Goal -> Will you extract the entries word for word? Images should not appear in the copy.

(Dataset items)
· · · · · · ·

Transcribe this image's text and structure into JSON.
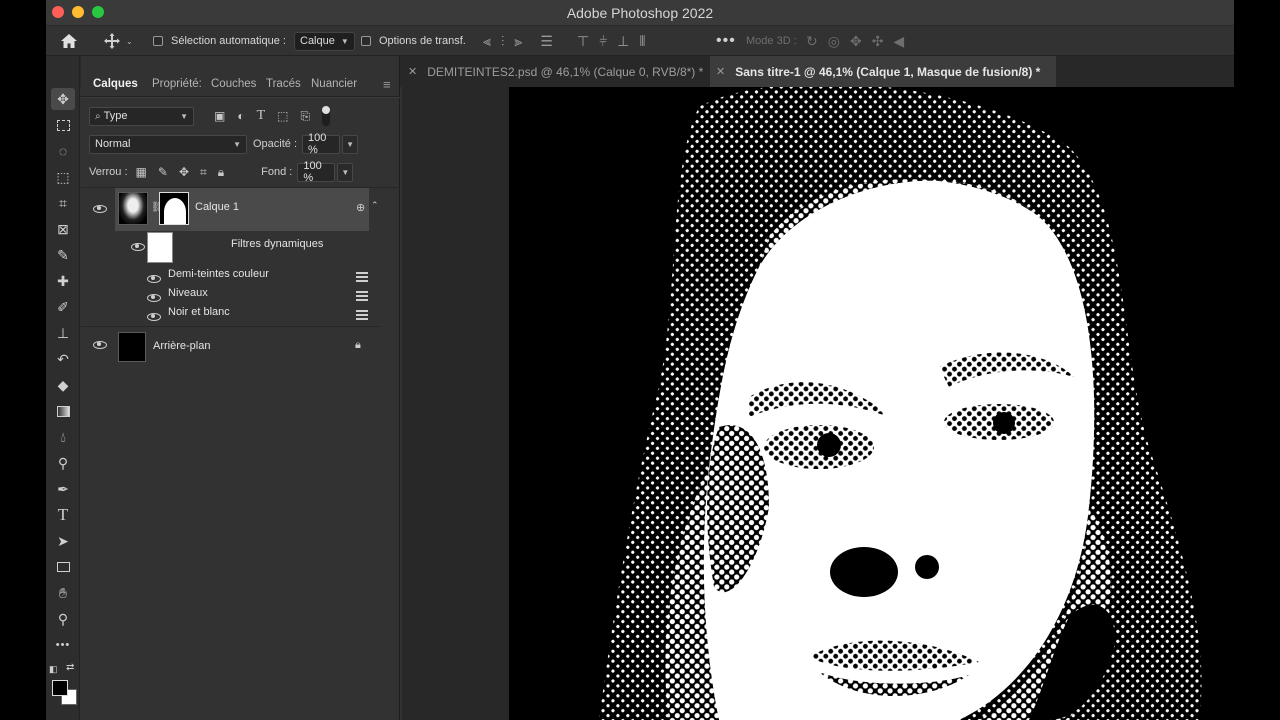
{
  "window": {
    "title": "Adobe Photoshop 2022"
  },
  "options_bar": {
    "auto_select_label": "Sélection automatique :",
    "auto_select_value": "Calque",
    "transform_label": "Options de transf.",
    "mode3d_label": "Mode 3D :"
  },
  "doc_tabs": [
    {
      "label": "DEMITEINTES2.psd @ 46,1% (Calque 0, RVB/8*) *"
    },
    {
      "label": "Sans titre-1 @ 46,1% (Calque 1, Masque de fusion/8) *"
    }
  ],
  "panel": {
    "tabs": [
      "Calques",
      "Propriété:",
      "Couches",
      "Tracés",
      "Nuancier"
    ],
    "filter_type": "Type",
    "blend_mode": "Normal",
    "opacity_label": "Opacité :",
    "opacity_value": "100 %",
    "lock_label": "Verrou :",
    "fill_label": "Fond :",
    "fill_value": "100 %"
  },
  "layers": {
    "layer1": {
      "name": "Calque 1"
    },
    "smart_filters": {
      "name": "Filtres dynamiques"
    },
    "filters": [
      {
        "name": "Demi-teintes couleur"
      },
      {
        "name": "Niveaux"
      },
      {
        "name": "Noir et blanc"
      }
    ],
    "background": {
      "name": "Arrière-plan"
    }
  },
  "colors": {
    "foreground": "#000000",
    "background": "#ffffff",
    "panel_bg": "#323232",
    "selected_layer_bg": "#4a4a4a"
  }
}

· · · · · · ·

Result ->
Transcribe this image's text and structure into JSON.
{
  "window": {
    "title": "Adobe Photoshop 2022"
  },
  "options_bar": {
    "auto_select_label": "Sélection automatique :",
    "auto_select_value": "Calque",
    "transform_label": "Options de transf.",
    "mode3d_label": "Mode 3D :"
  },
  "doc_tabs": [
    {
      "label": "DEMITEINTES2.psd @ 46,1% (Calque 0, RVB/8*) *"
    },
    {
      "label": "Sans titre-1 @ 46,1% (Calque 1, Masque de fusion/8) *"
    }
  ],
  "panel": {
    "tabs": [
      "Calques",
      "Propriété:",
      "Couches",
      "Tracés",
      "Nuancier"
    ],
    "filter_type": "Type",
    "blend_mode": "Normal",
    "opacity_label": "Opacité :",
    "opacity_value": "100 %",
    "lock_label": "Verrou :",
    "fill_label": "Fond :",
    "fill_value": "100 %"
  },
  "layers": {
    "layer1": {
      "name": "Calque 1"
    },
    "smart_filters": {
      "name": "Filtres dynamiques"
    },
    "filters": [
      {
        "name": "Demi-teintes couleur"
      },
      {
        "name": "Niveaux"
      },
      {
        "name": "Noir et blanc"
      }
    ],
    "background": {
      "name": "Arrière-plan"
    }
  },
  "colors": {
    "foreground": "#000000",
    "background": "#ffffff",
    "panel_bg": "#323232",
    "selected_layer_bg": "#4a4a4a"
  }
}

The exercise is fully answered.